Set problem: Quote the whole listing exactly. Leave the pictures out of your copy.
──────── Input rows ────────
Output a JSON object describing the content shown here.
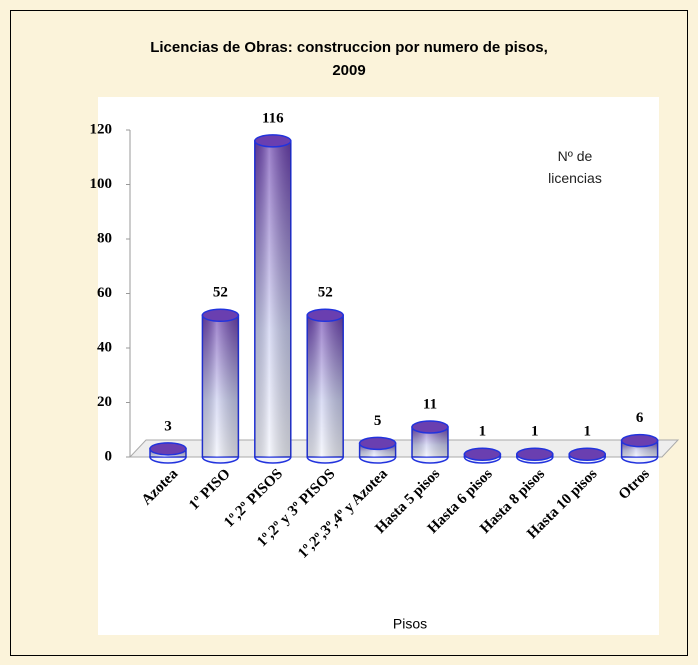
{
  "chart_data": {
    "type": "bar",
    "title": [
      "Licencias de Obras: construccion por numero de pisos,",
      "2009"
    ],
    "categories": [
      "Azotea",
      "1º PISO",
      "1º,2º  PISOS",
      "1º,2º y 3º PISOS",
      "1º,2º,3º,4º y Azotea",
      "Hasta 5 pisos",
      "Hasta 6 pisos",
      "Hasta 8 pisos",
      "Hasta 10 pisos",
      "Otros"
    ],
    "values": [
      3,
      52,
      116,
      52,
      5,
      11,
      1,
      1,
      1,
      6
    ],
    "color": "#6a3fb0",
    "ylim": [
      0,
      120
    ],
    "yticks": [
      0,
      20,
      40,
      60,
      80,
      100,
      120
    ],
    "x_label": "Pisos",
    "annotation": "Nº de licencias"
  }
}
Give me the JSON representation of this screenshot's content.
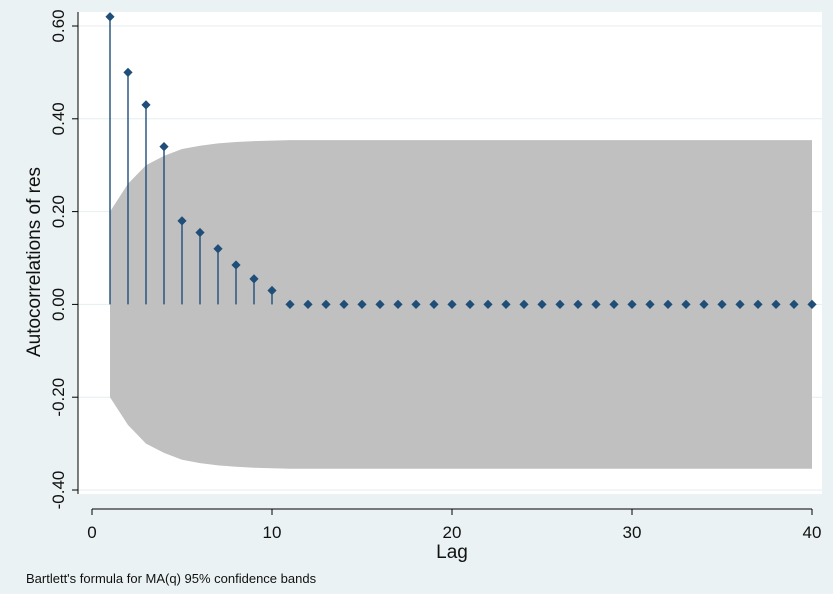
{
  "chart_data": {
    "type": "scatter",
    "subtype": "autocorrelation-stem",
    "title": "",
    "xlabel": "Lag",
    "ylabel": "Autocorrelations of res",
    "note": "Bartlett's formula for MA(q) 95% confidence bands",
    "xlim": [
      0,
      40
    ],
    "ylim": [
      -0.4,
      0.6
    ],
    "xticks": [
      0,
      10,
      20,
      30,
      40
    ],
    "yticks": [
      "-0.40",
      "-0.20",
      "0.00",
      "0.20",
      "0.40",
      "0.60"
    ],
    "grid": "horizontal",
    "series": [
      {
        "x": [
          1,
          2,
          3,
          4,
          5,
          6,
          7,
          8,
          9,
          10,
          11,
          12,
          13,
          14,
          15,
          16,
          17,
          18,
          19,
          20,
          21,
          22,
          23,
          24,
          25,
          26,
          27,
          28,
          29,
          30,
          31,
          32,
          33,
          34,
          35,
          36,
          37,
          38,
          39,
          40
        ],
        "values": [
          0.62,
          0.5,
          0.43,
          0.34,
          0.18,
          0.155,
          0.12,
          0.085,
          0.055,
          0.03,
          0,
          0,
          0,
          0,
          0,
          0,
          0,
          0,
          0,
          0,
          0,
          0,
          0,
          0,
          0,
          0,
          0,
          0,
          0,
          0,
          0,
          0,
          0,
          0,
          0,
          0,
          0,
          0,
          0,
          0
        ]
      }
    ],
    "confidence_band": {
      "x": [
        1,
        2,
        3,
        4,
        5,
        6,
        7,
        8,
        9,
        10,
        11,
        12,
        13,
        14,
        15,
        16,
        17,
        18,
        19,
        20,
        21,
        22,
        23,
        24,
        25,
        26,
        27,
        28,
        29,
        30,
        31,
        32,
        33,
        34,
        35,
        36,
        37,
        38,
        39,
        40
      ],
      "upper": [
        0.2,
        0.26,
        0.3,
        0.32,
        0.335,
        0.342,
        0.347,
        0.35,
        0.352,
        0.353,
        0.354,
        0.354,
        0.354,
        0.354,
        0.354,
        0.354,
        0.354,
        0.354,
        0.354,
        0.354,
        0.354,
        0.354,
        0.354,
        0.354,
        0.354,
        0.354,
        0.354,
        0.354,
        0.354,
        0.354,
        0.354,
        0.354,
        0.354,
        0.354,
        0.354,
        0.354,
        0.354,
        0.354,
        0.354,
        0.354
      ]
    },
    "colors": {
      "marker": "#1f4e79",
      "band": "#c0c0c0",
      "plot_background": "#ffffff",
      "figure_background": "#eaf2f3",
      "grid": "#e6eef0"
    }
  }
}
────────
The completed task:
Output a JSON object describing the content shown here.
{
  "chart_data": {
    "type": "bar",
    "title": [
      "Licencias de Obras: construccion por numero de pisos,",
      "2009"
    ],
    "categories": [
      "Azotea",
      "1º PISO",
      "1º,2º  PISOS",
      "1º,2º y 3º PISOS",
      "1º,2º,3º,4º y Azotea",
      "Hasta 5 pisos",
      "Hasta 6 pisos",
      "Hasta 8 pisos",
      "Hasta 10 pisos",
      "Otros"
    ],
    "values": [
      3,
      52,
      116,
      52,
      5,
      11,
      1,
      1,
      1,
      6
    ],
    "color": "#6a3fb0",
    "ylim": [
      0,
      120
    ],
    "yticks": [
      0,
      20,
      40,
      60,
      80,
      100,
      120
    ],
    "x_label": "Pisos",
    "annotation": "Nº de licencias"
  }
}
Give me the JSON representation of this screenshot's content.
{
  "chart_data": {
    "type": "scatter",
    "subtype": "autocorrelation-stem",
    "title": "",
    "xlabel": "Lag",
    "ylabel": "Autocorrelations of res",
    "note": "Bartlett's formula for MA(q) 95% confidence bands",
    "xlim": [
      0,
      40
    ],
    "ylim": [
      -0.4,
      0.6
    ],
    "xticks": [
      0,
      10,
      20,
      30,
      40
    ],
    "yticks": [
      "-0.40",
      "-0.20",
      "0.00",
      "0.20",
      "0.40",
      "0.60"
    ],
    "grid": "horizontal",
    "series": [
      {
        "x": [
          1,
          2,
          3,
          4,
          5,
          6,
          7,
          8,
          9,
          10,
          11,
          12,
          13,
          14,
          15,
          16,
          17,
          18,
          19,
          20,
          21,
          22,
          23,
          24,
          25,
          26,
          27,
          28,
          29,
          30,
          31,
          32,
          33,
          34,
          35,
          36,
          37,
          38,
          39,
          40
        ],
        "values": [
          0.62,
          0.5,
          0.43,
          0.34,
          0.18,
          0.155,
          0.12,
          0.085,
          0.055,
          0.03,
          0,
          0,
          0,
          0,
          0,
          0,
          0,
          0,
          0,
          0,
          0,
          0,
          0,
          0,
          0,
          0,
          0,
          0,
          0,
          0,
          0,
          0,
          0,
          0,
          0,
          0,
          0,
          0,
          0,
          0
        ]
      }
    ],
    "confidence_band": {
      "x": [
        1,
        2,
        3,
        4,
        5,
        6,
        7,
        8,
        9,
        10,
        11,
        12,
        13,
        14,
        15,
        16,
        17,
        18,
        19,
        20,
        21,
        22,
        23,
        24,
        25,
        26,
        27,
        28,
        29,
        30,
        31,
        32,
        33,
        34,
        35,
        36,
        37,
        38,
        39,
        40
      ],
      "upper": [
        0.2,
        0.26,
        0.3,
        0.32,
        0.335,
        0.342,
        0.347,
        0.35,
        0.352,
        0.353,
        0.354,
        0.354,
        0.354,
        0.354,
        0.354,
        0.354,
        0.354,
        0.354,
        0.354,
        0.354,
        0.354,
        0.354,
        0.354,
        0.354,
        0.354,
        0.354,
        0.354,
        0.354,
        0.354,
        0.354,
        0.354,
        0.354,
        0.354,
        0.354,
        0.354,
        0.354,
        0.354,
        0.354,
        0.354,
        0.354
      ]
    },
    "colors": {
      "marker": "#1f4e79",
      "band": "#c0c0c0",
      "plot_background": "#ffffff",
      "figure_background": "#eaf2f3",
      "grid": "#e6eef0"
    }
  }
}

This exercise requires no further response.